## Data extracted from a collection
============================================================
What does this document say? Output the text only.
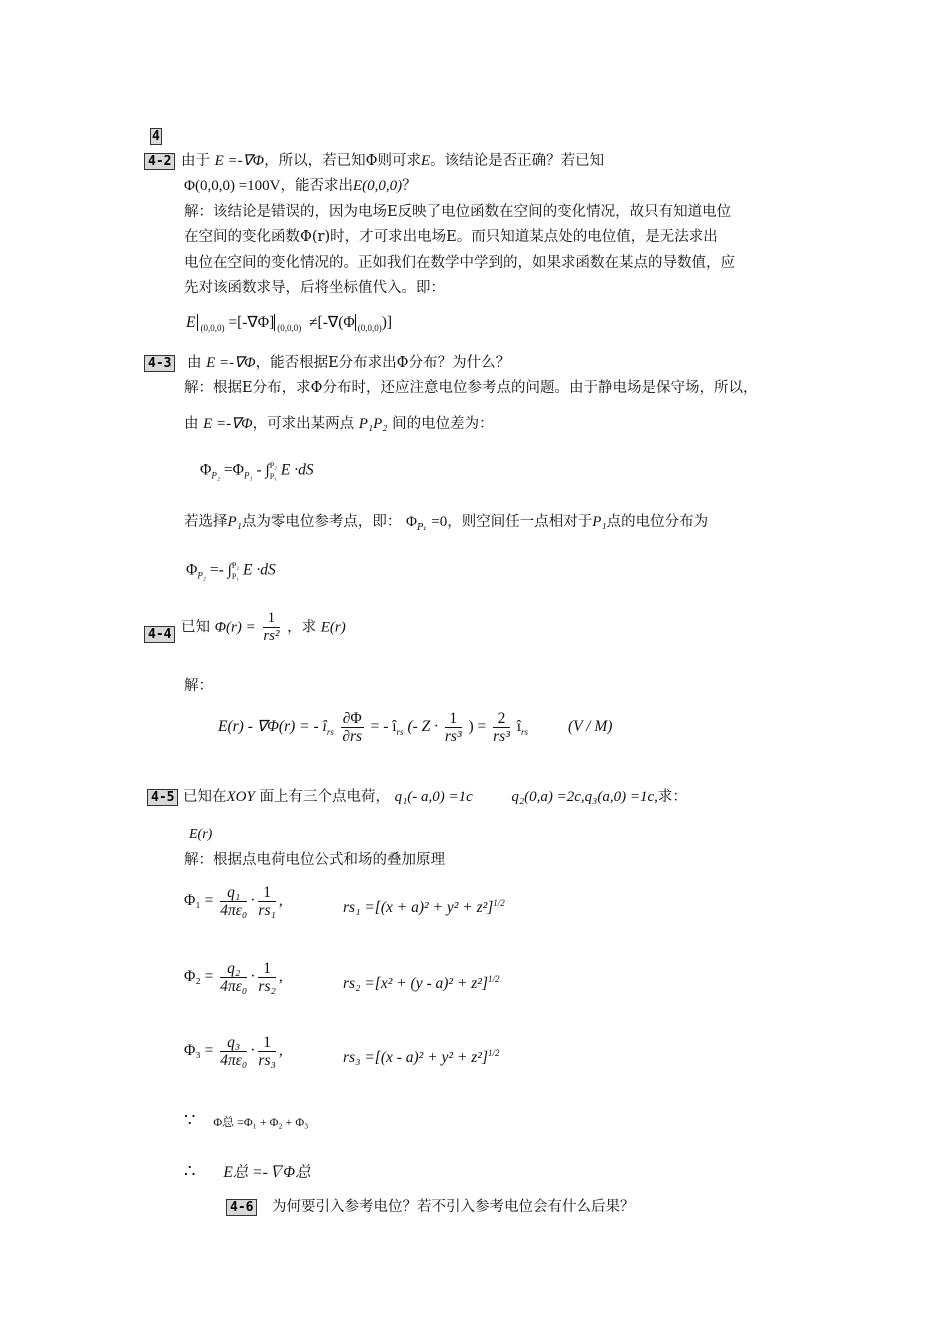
4
4-2 由于 E =-∇Φ，所以，若已知Φ则可求E。该结论是否正确？若已知
Φ(0,0,0) =100V，能否求出E(0,0,0)？
解：该结论是错误的，因为电场E反映了电位函数在空间的变化情况，故只有知道电位
在空间的变化函数Φ(r)时，才可求出电场E。而只知道某点处的电位值，是无法求出
电位在空间的变化情况的。正如我们在数学中学到的，如果求函数在某点的导数值，应
先对该函数求导，后将坐标值代入。即：
E $_{(0,0,0)}$ =[-∇Φ] $_{(0,0,0)}$ ≠[-∇(Φ $_{(0,0,0)}$)]
4-3 由 E =-∇Φ，能否根据E分布求出Φ分布？为什么？
解：根据E分布，求Φ分布时，还应注意电位参考点的问题。由于静电场是保守场，所以，
由 E =-∇Φ，可求出某两点 P₁P₂ 间的电位差为：
$\Phi_{P_2} =\Phi_{P_1}$ - ∫ P₂
P₁ E ·dS
若选择P₁点为零电位参考点，即： $\Phi_{P_1} =0$，则空间任一点相对于P₁点的电位分布为
$\Phi_{P_2}$ =- ∫ P₂
P₁ E ·dS
4-4 已知 $\Phi(r) = \frac{1}{\text{rs²}}$ ，求 E(r)
解：
E(r) - ∇Φ(r) = - $î_{rs} \frac{\partial\Phi}{\partial rs}$ = - $î_{rs}$ (- $Z \cdot \frac{1}{\text{rs³}}$ ) = $\frac{2}{\text{rs³}}$ $î_{rs}$	(V / M)
4-5 已知在XOY 面上有三个点电荷， q₁(- a,0) =1c	q₂(0,a) =2c,q₃(a,0) =1c,求：
E(r)
解：根据点电荷电位公式和场的叠加原理
$\Phi_1 = \frac{\text{q₁}}{\text{4πε₀}} \cdot \frac{1}{\text{rs₁}}$ ,	$rs_1 =[(x + a)^2 + y^2 + z^2]^{1/2}$
$\Phi_2 = \frac{\text{q₂}}{\text{4πε₀}} \cdot \frac{1}{\text{rs₂}}$ ,	$rs_2 =[x^2 + (y - a)^2 + z^2]^{1/2}$
$\Phi_3 = \frac{\text{q₃}}{\text{4πε₀}} \cdot \frac{1}{\text{rs₃}}$ ,	$rs_3 =[(x - a)^2 + y^2 + z^2]^{1/2}$
∵ Φ总 =Φ₁ + Φ₂ + Φ₃
∴ E总 =-∇Φ总
4-6 为何要引入参考电位？若不引入参考电位会有什么后果？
============================================================
## REQUIREMENTS
Restate the entire listing word for word, excluding pictures.

## RESULT OF THE TASK
What does this document say? Output the text only.
4
4-2 由于 E =-∇Φ，所以，若已知Φ则可求E。该结论是否正确？若已知
Φ(0,0,0) =100V，能否求出E(0,0,0)？
解：该结论是错误的，因为电场E反映了电位函数在空间的变化情况，故只有知道电位
在空间的变化函数Φ(r)时，才可求出电场E。而只知道某点处的电位值，是无法求出
电位在空间的变化情况的。正如我们在数学中学到的，如果求函数在某点的导数值，应
先对该函数求导，后将坐标值代入。即：
E $_{(0,0,0)}$ =[-∇Φ] $_{(0,0,0)}$ ≠[-∇(Φ $_{(0,0,0)}$)]
4-3 由 E =-∇Φ，能否根据E分布求出Φ分布？为什么？
解：根据E分布，求Φ分布时，还应注意电位参考点的问题。由于静电场是保守场，所以，
由 E =-∇Φ，可求出某两点 P₁P₂ 间的电位差为：
$\Phi_{P_2} =\Phi_{P_1}$ - ∫ P₂
P₁ E ·dS
若选择P₁点为零电位参考点，即： $\Phi_{P_1} =0$，则空间任一点相对于P₁点的电位分布为
$\Phi_{P_2}$ =- ∫ P₂
P₁ E ·dS
4-4 已知 $\Phi(r) = \frac{1}{\text{rs²}}$ ，求 E(r)
解：
E(r) - ∇Φ(r) = - $î_{rs} \frac{\partial\Phi}{\partial rs}$ = - $î_{rs}$ (- $Z \cdot \frac{1}{\text{rs³}}$ ) = $\frac{2}{\text{rs³}}$ $î_{rs}$	(V / M)
4-5 已知在XOY 面上有三个点电荷， q₁(- a,0) =1c	q₂(0,a) =2c,q₃(a,0) =1c,求：
E(r)
解：根据点电荷电位公式和场的叠加原理
$\Phi_1 = \frac{\text{q₁}}{\text{4πε₀}} \cdot \frac{1}{\text{rs₁}}$ ,	$rs_1 =[(x + a)^2 + y^2 + z^2]^{1/2}$
$\Phi_2 = \frac{\text{q₂}}{\text{4πε₀}} \cdot \frac{1}{\text{rs₂}}$ ,	$rs_2 =[x^2 + (y - a)^2 + z^2]^{1/2}$
$\Phi_3 = \frac{\text{q₃}}{\text{4πε₀}} \cdot \frac{1}{\text{rs₃}}$ ,	$rs_3 =[(x - a)^2 + y^2 + z^2]^{1/2}$
∵ Φ总 =Φ₁ + Φ₂ + Φ₃
∴ E总 =-∇Φ总
4-6 为何要引入参考电位？若不引入参考电位会有什么后果？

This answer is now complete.